Read the lines that follow and pick out every one containing the word "JSON".

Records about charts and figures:
——————

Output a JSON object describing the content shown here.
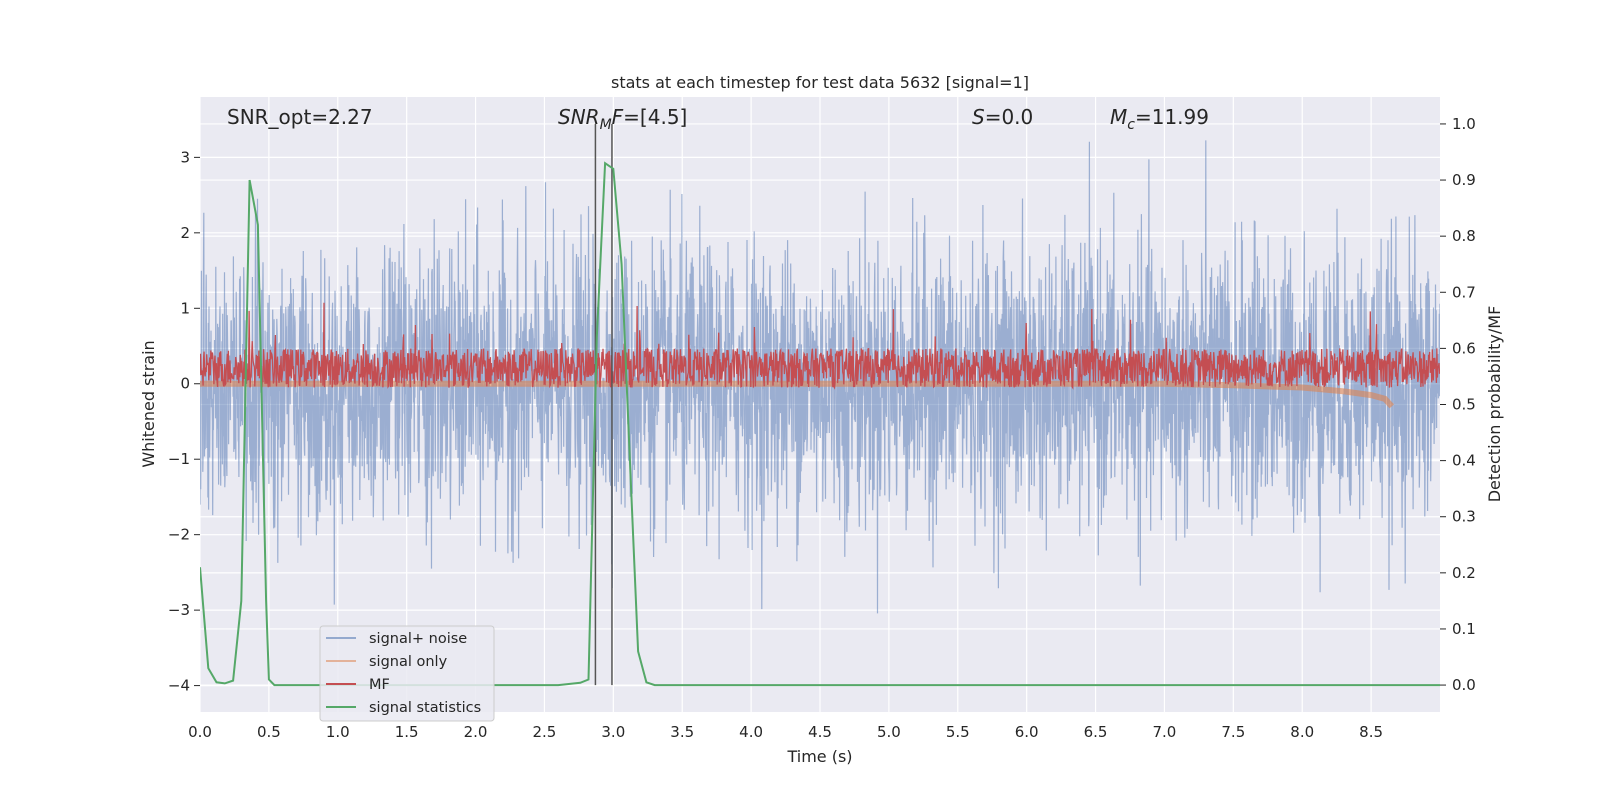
{
  "chart_data": {
    "type": "line",
    "title": "stats at each timestep for test data 5632 [signal=1]",
    "xlabel": "Time (s)",
    "ylabel_left": "Whitened strain",
    "ylabel_right": "Detection probability/MF",
    "xlim": [
      0,
      9.0
    ],
    "ylim_left": [
      -4.35,
      3.8
    ],
    "ylim_right": [
      -0.048,
      1.048
    ],
    "x_ticks": [
      "0.0",
      "0.5",
      "1.0",
      "1.5",
      "2.0",
      "2.5",
      "3.0",
      "3.5",
      "4.0",
      "4.5",
      "5.0",
      "5.5",
      "6.0",
      "6.5",
      "7.0",
      "7.5",
      "8.0",
      "8.5"
    ],
    "y_ticks_left": [
      "3",
      "2",
      "1",
      "0",
      "−1",
      "−2",
      "−3",
      "−4"
    ],
    "y_ticks_right": [
      "1.0",
      "0.9",
      "0.8",
      "0.7",
      "0.6",
      "0.5",
      "0.4",
      "0.3",
      "0.2",
      "0.1",
      "0.0"
    ],
    "grid": true,
    "legend_position": "lower-left",
    "annotations": {
      "snr_opt": "SNR_opt=2.27",
      "snr_mf_prefix": "SNR",
      "snr_mf_sub": "M",
      "snr_mf_mid": "F",
      "snr_mf_suffix": "=[4.5]",
      "s_prefix": "S",
      "s_suffix": "=0.0",
      "mc_prefix": "M",
      "mc_sub": "c",
      "mc_suffix": "=11.99"
    },
    "vertical_lines_x": [
      2.87,
      2.99
    ],
    "series": [
      {
        "name": "signal+ noise",
        "color": "#4c72b0",
        "description_stats": {
          "axis": "left",
          "mean": 0.0,
          "std": 0.9,
          "min": -4.0,
          "max": 3.4
        }
      },
      {
        "name": "signal only",
        "color": "#dd8452",
        "axis": "left",
        "x": [
          0,
          1,
          2,
          3,
          4,
          5,
          6,
          7,
          7.5,
          8,
          8.3,
          8.5,
          8.6,
          8.65
        ],
        "values": [
          0,
          0,
          0,
          0,
          0,
          0,
          0,
          0,
          -0.02,
          -0.05,
          -0.1,
          -0.15,
          -0.2,
          -0.3
        ]
      },
      {
        "name": "MF",
        "color": "#c44e52",
        "description_stats": {
          "axis": "right",
          "baseline": 0.565,
          "band": [
            0.55,
            0.6
          ],
          "peak": 0.68
        }
      },
      {
        "name": "signal statistics",
        "color": "#55a868",
        "axis": "right",
        "x": [
          0.0,
          0.06,
          0.12,
          0.18,
          0.24,
          0.3,
          0.36,
          0.42,
          0.48,
          0.5,
          0.54,
          0.6,
          1.0,
          2.0,
          2.6,
          2.76,
          2.82,
          2.88,
          2.94,
          3.0,
          3.06,
          3.12,
          3.18,
          3.24,
          3.3,
          3.36,
          4.0,
          6.0,
          8.0,
          9.0
        ],
        "values": [
          0.21,
          0.03,
          0.005,
          0.003,
          0.008,
          0.15,
          0.9,
          0.82,
          0.15,
          0.01,
          0.0,
          0.0,
          0.0,
          0.0,
          0.0,
          0.004,
          0.01,
          0.62,
          0.93,
          0.92,
          0.75,
          0.4,
          0.06,
          0.005,
          0.0,
          0.0,
          0.0,
          0.0,
          0.0,
          0.0
        ]
      }
    ]
  }
}
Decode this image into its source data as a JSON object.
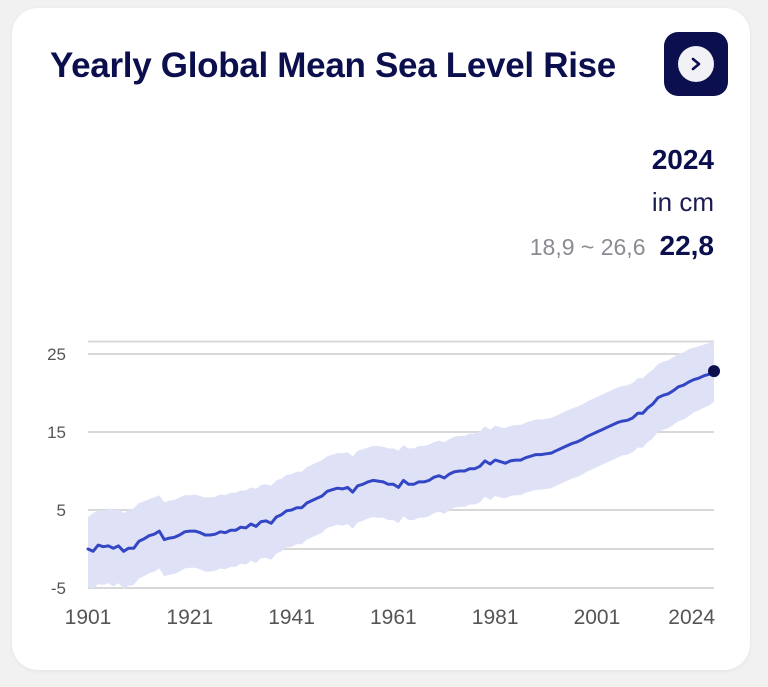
{
  "card": {
    "title": "Yearly Global Mean Sea Level Rise",
    "next_button_label": "Next",
    "next_icon": "chevron-right-icon"
  },
  "summary": {
    "year": "2024",
    "unit": "in cm",
    "range": "18,9 ~ 26,6",
    "value": "22,8"
  },
  "colors": {
    "title": "#0b0f4d",
    "line": "#3346c4",
    "band": "#dfe2f7",
    "endpoint": "#0b0f4d",
    "grid": "#d8d8d8"
  },
  "chart_data": {
    "type": "area",
    "title": "Yearly Global Mean Sea Level Rise",
    "xlabel": "",
    "ylabel": "cm",
    "xlim": [
      1901,
      2024
    ],
    "ylim": [
      -5,
      26.6
    ],
    "y_ticks": [
      25,
      15,
      5,
      -5
    ],
    "y_gridlines": [
      26.6,
      25,
      15,
      5,
      0,
      -5
    ],
    "x_ticks": [
      "1901",
      "1921",
      "1941",
      "1961",
      "1981",
      "2001",
      "2024"
    ],
    "grid": true,
    "highlight": {
      "year": 2024,
      "value": 22.8,
      "lower": 18.9,
      "upper": 26.6
    },
    "x_start": 1901,
    "series": [
      {
        "name": "mean",
        "values": [
          0.0,
          -0.3,
          0.5,
          0.3,
          0.4,
          0.1,
          0.4,
          -0.3,
          0.1,
          0.1,
          1.0,
          1.3,
          1.7,
          1.9,
          2.3,
          1.2,
          1.4,
          1.5,
          1.8,
          2.2,
          2.3,
          2.3,
          2.1,
          1.8,
          1.8,
          1.9,
          2.2,
          2.1,
          2.4,
          2.4,
          2.8,
          2.7,
          3.2,
          2.9,
          3.5,
          3.6,
          3.3,
          4.1,
          4.4,
          4.9,
          5.0,
          5.3,
          5.3,
          5.9,
          6.2,
          6.5,
          6.8,
          7.4,
          7.6,
          7.8,
          7.7,
          7.9,
          7.3,
          8.1,
          8.3,
          8.6,
          8.8,
          8.7,
          8.6,
          8.3,
          8.3,
          7.9,
          8.8,
          8.3,
          8.3,
          8.6,
          8.6,
          8.8,
          9.2,
          9.4,
          9.1,
          9.6,
          9.9,
          10.0,
          10.0,
          10.3,
          10.3,
          10.6,
          11.3,
          10.9,
          11.4,
          11.2,
          11.0,
          11.3,
          11.4,
          11.4,
          11.7,
          11.9,
          12.1,
          12.1,
          12.2,
          12.3,
          12.6,
          12.9,
          13.2,
          13.5,
          13.7,
          14.0,
          14.4,
          14.7,
          15.0,
          15.3,
          15.6,
          15.9,
          16.2,
          16.4,
          16.5,
          16.8,
          17.4,
          17.4,
          18.1,
          18.6,
          19.4,
          19.7,
          19.9,
          20.3,
          20.8,
          21.0,
          21.4,
          21.7,
          21.9,
          22.2,
          22.4,
          22.8
        ]
      },
      {
        "name": "lower",
        "values": [
          -4.9,
          -5.1,
          -4.5,
          -4.6,
          -4.4,
          -4.8,
          -4.4,
          -5.1,
          -4.7,
          -4.6,
          -3.8,
          -3.5,
          -3.1,
          -2.9,
          -2.5,
          -3.5,
          -3.3,
          -3.2,
          -2.9,
          -2.5,
          -2.4,
          -2.4,
          -2.6,
          -2.9,
          -2.9,
          -2.8,
          -2.5,
          -2.6,
          -2.3,
          -2.3,
          -1.9,
          -2.0,
          -1.5,
          -1.8,
          -1.2,
          -1.1,
          -1.4,
          -0.6,
          -0.3,
          0.2,
          0.3,
          0.6,
          0.6,
          1.2,
          1.5,
          1.8,
          2.1,
          2.7,
          2.9,
          3.1,
          3.0,
          3.2,
          2.6,
          3.4,
          3.6,
          3.9,
          4.1,
          4.0,
          4.0,
          3.7,
          3.7,
          3.3,
          4.2,
          3.7,
          3.7,
          4.0,
          4.0,
          4.2,
          4.6,
          4.8,
          4.5,
          5.0,
          5.3,
          5.4,
          5.4,
          5.7,
          5.7,
          6.0,
          6.7,
          6.3,
          6.8,
          6.6,
          6.5,
          6.8,
          6.9,
          6.9,
          7.2,
          7.4,
          7.6,
          7.6,
          7.7,
          7.8,
          8.1,
          8.4,
          8.7,
          9.0,
          9.2,
          9.5,
          9.9,
          10.2,
          10.5,
          10.8,
          11.1,
          11.4,
          11.7,
          12.0,
          12.1,
          12.4,
          13.0,
          13.0,
          13.7,
          14.2,
          15.0,
          15.3,
          15.5,
          15.9,
          16.4,
          16.6,
          17.0,
          17.5,
          17.8,
          18.1,
          18.4,
          18.9
        ]
      },
      {
        "name": "upper",
        "values": [
          4.1,
          4.6,
          5.0,
          4.8,
          5.2,
          5.0,
          5.1,
          4.6,
          5.0,
          5.2,
          5.9,
          6.1,
          6.4,
          6.6,
          6.9,
          6.0,
          6.2,
          6.3,
          6.6,
          6.9,
          6.9,
          7.0,
          6.8,
          6.6,
          6.6,
          6.7,
          7.0,
          6.9,
          7.2,
          7.2,
          7.5,
          7.5,
          7.9,
          7.7,
          8.2,
          8.3,
          8.1,
          8.8,
          9.0,
          9.5,
          9.6,
          9.9,
          9.9,
          10.5,
          10.8,
          11.1,
          11.4,
          11.9,
          12.1,
          12.3,
          12.3,
          12.4,
          11.9,
          12.6,
          12.8,
          13.0,
          13.2,
          13.2,
          13.1,
          12.9,
          12.9,
          12.6,
          13.3,
          12.9,
          12.9,
          13.2,
          13.2,
          13.4,
          13.7,
          13.9,
          13.7,
          14.1,
          14.4,
          14.5,
          14.5,
          14.8,
          14.8,
          15.1,
          15.7,
          15.3,
          15.8,
          15.6,
          15.5,
          15.8,
          15.9,
          15.9,
          16.2,
          16.4,
          16.6,
          16.6,
          16.7,
          16.8,
          17.1,
          17.4,
          17.7,
          18.0,
          18.2,
          18.5,
          18.9,
          19.2,
          19.5,
          19.8,
          20.1,
          20.4,
          20.7,
          20.9,
          21.0,
          21.3,
          21.9,
          21.9,
          22.5,
          23.0,
          23.7,
          24.0,
          24.2,
          24.6,
          25.0,
          25.2,
          25.6,
          25.8,
          26.0,
          26.2,
          26.4,
          26.6
        ]
      }
    ]
  }
}
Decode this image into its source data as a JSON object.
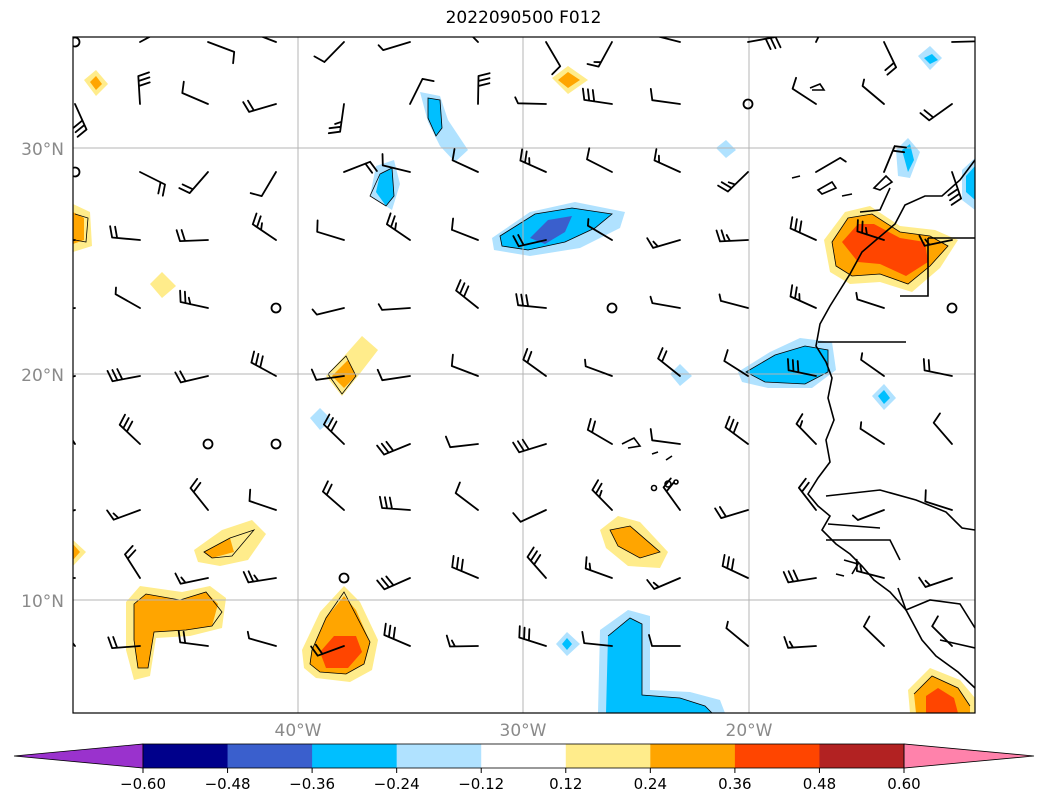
{
  "title": "2022090500 F012",
  "lat_labels": [
    "30°N",
    "20°N",
    "10°N"
  ],
  "lon_labels": [
    "40°W",
    "30°W",
    "20°W"
  ],
  "colorbar": {
    "ticks": [
      "−0.60",
      "−0.48",
      "−0.36",
      "−0.24",
      "−0.12",
      "0.12",
      "0.24",
      "0.36",
      "0.48",
      "0.60"
    ],
    "colors": [
      "#9a32cd",
      "#00008b",
      "#3a5fcd",
      "#00bfff",
      "#b0e2ff",
      "#ffffff",
      "#ffec8b",
      "#ffa500",
      "#ff4500",
      "#b22222",
      "#ff82ab"
    ]
  },
  "contour_colors": {
    "neg_light": "#b0e2ff",
    "neg_mid": "#00bfff",
    "neg_dark": "#3a5fcd",
    "pos_light": "#ffec8b",
    "pos_mid": "#ffa500",
    "pos_dark": "#ff4500"
  }
}
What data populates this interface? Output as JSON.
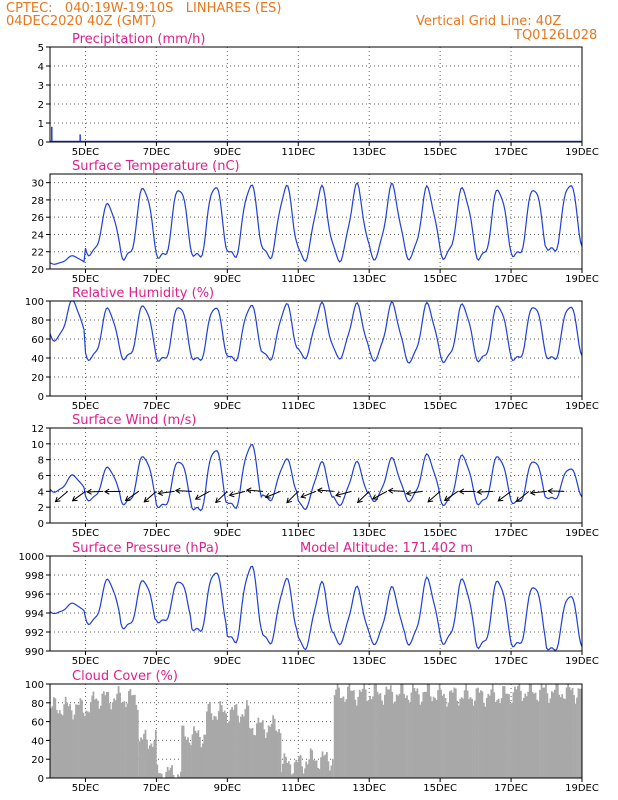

——————

Reply:
Output a JSON object describing the content shown here.
Decode this image into its source data as a JSON object.
Decode this image into its source data as a JSON object.
What data populates this interface? Output as JSON.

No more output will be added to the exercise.